%%
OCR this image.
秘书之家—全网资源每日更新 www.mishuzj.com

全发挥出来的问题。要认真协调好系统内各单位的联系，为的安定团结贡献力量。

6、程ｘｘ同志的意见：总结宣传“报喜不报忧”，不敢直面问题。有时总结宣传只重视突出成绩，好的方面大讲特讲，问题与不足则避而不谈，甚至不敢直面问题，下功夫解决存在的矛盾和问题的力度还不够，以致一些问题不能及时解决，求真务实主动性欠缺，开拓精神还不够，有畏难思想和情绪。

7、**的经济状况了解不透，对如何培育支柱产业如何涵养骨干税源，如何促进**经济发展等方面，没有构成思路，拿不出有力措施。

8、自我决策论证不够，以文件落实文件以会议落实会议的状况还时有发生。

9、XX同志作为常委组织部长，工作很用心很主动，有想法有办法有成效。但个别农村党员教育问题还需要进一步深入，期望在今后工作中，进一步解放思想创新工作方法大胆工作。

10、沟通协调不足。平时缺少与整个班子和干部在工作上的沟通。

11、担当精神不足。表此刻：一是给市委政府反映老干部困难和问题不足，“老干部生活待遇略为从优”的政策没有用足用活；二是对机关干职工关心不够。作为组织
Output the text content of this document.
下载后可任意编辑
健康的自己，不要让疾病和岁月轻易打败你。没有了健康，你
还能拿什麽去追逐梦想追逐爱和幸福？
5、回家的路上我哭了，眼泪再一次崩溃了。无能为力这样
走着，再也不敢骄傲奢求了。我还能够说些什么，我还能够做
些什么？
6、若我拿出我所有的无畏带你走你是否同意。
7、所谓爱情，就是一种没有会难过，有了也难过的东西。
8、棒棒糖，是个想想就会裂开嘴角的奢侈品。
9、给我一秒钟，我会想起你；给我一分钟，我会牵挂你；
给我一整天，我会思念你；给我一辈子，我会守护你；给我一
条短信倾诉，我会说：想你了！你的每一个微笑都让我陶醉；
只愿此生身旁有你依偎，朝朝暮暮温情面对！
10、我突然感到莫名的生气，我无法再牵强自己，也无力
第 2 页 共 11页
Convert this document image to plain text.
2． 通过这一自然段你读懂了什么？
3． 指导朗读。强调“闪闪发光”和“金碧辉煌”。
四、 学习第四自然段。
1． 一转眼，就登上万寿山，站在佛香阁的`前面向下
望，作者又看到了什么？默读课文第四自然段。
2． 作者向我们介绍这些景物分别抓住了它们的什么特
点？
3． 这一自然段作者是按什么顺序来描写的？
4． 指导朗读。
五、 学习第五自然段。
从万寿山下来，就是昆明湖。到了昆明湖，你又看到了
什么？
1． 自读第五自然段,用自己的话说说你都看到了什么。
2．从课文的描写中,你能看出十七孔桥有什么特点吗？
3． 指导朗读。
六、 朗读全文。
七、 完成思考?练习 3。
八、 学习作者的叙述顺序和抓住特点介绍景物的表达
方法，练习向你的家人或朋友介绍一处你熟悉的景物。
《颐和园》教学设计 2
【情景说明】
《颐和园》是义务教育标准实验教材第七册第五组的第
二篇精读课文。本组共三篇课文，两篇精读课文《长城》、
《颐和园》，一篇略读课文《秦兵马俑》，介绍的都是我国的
%%
• Exercise directions
Reproduce each record shown above without altering a single word.

• Solution
OCR this image.
秘书之家—全网资源每日更新 www.mishuzj.com

全发挥出来的问题。要认真协调好系统内各单位的联系，为的安定团结贡献力量。

6、程ｘｘ同志的意见：总结宣传“报喜不报忧”，不敢直面问题。有时总结宣传只重视突出成绩，好的方面大讲特讲，问题与不足则避而不谈，甚至不敢直面问题，下功夫解决存在的矛盾和问题的力度还不够，以致一些问题不能及时解决，求真务实主动性欠缺，开拓精神还不够，有畏难思想和情绪。

7、**的经济状况了解不透，对如何培育支柱产业如何涵养骨干税源，如何促进**经济发展等方面，没有构成思路，拿不出有力措施。

8、自我决策论证不够，以文件落实文件以会议落实会议的状况还时有发生。

9、XX同志作为常委组织部长，工作很用心很主动，有想法有办法有成效。但个别农村党员教育问题还需要进一步深入，期望在今后工作中，进一步解放思想创新工作方法大胆工作。

10、沟通协调不足。平时缺少与整个班子和干部在工作上的沟通。

11、担当精神不足。表此刻：一是给市委政府反映老干部困难和问题不足，“老干部生活待遇略为从优”的政策没有用足用活；二是对机关干职工关心不够。作为组织
Output the text content of this document.
下载后可任意编辑
健康的自己，不要让疾病和岁月轻易打败你。没有了健康，你
还能拿什麽去追逐梦想追逐爱和幸福？
5、回家的路上我哭了，眼泪再一次崩溃了。无能为力这样
走着，再也不敢骄傲奢求了。我还能够说些什么，我还能够做
些什么？
6、若我拿出我所有的无畏带你走你是否同意。
7、所谓爱情，就是一种没有会难过，有了也难过的东西。
8、棒棒糖，是个想想就会裂开嘴角的奢侈品。
9、给我一秒钟，我会想起你；给我一分钟，我会牵挂你；
给我一整天，我会思念你；给我一辈子，我会守护你；给我一
条短信倾诉，我会说：想你了！你的每一个微笑都让我陶醉；
只愿此生身旁有你依偎，朝朝暮暮温情面对！
10、我突然感到莫名的生气，我无法再牵强自己，也无力
第 2 页 共 11页
Convert this document image to plain text.
2． 通过这一自然段你读懂了什么？
3． 指导朗读。强调“闪闪发光”和“金碧辉煌”。
四、 学习第四自然段。
1． 一转眼，就登上万寿山，站在佛香阁的`前面向下
望，作者又看到了什么？默读课文第四自然段。
2． 作者向我们介绍这些景物分别抓住了它们的什么特
点？
3． 这一自然段作者是按什么顺序来描写的？
4． 指导朗读。
五、 学习第五自然段。
从万寿山下来，就是昆明湖。到了昆明湖，你又看到了
什么？
1． 自读第五自然段,用自己的话说说你都看到了什么。
2．从课文的描写中,你能看出十七孔桥有什么特点吗？
3． 指导朗读。
六、 朗读全文。
七、 完成思考?练习 3。
八、 学习作者的叙述顺序和抓住特点介绍景物的表达
方法，练习向你的家人或朋友介绍一处你熟悉的景物。
《颐和园》教学设计 2
【情景说明】
《颐和园》是义务教育标准实验教材第七册第五组的第
二篇精读课文。本组共三篇课文，两篇精读课文《长城》、
《颐和园》，一篇略读课文《秦兵马俑》，介绍的都是我国的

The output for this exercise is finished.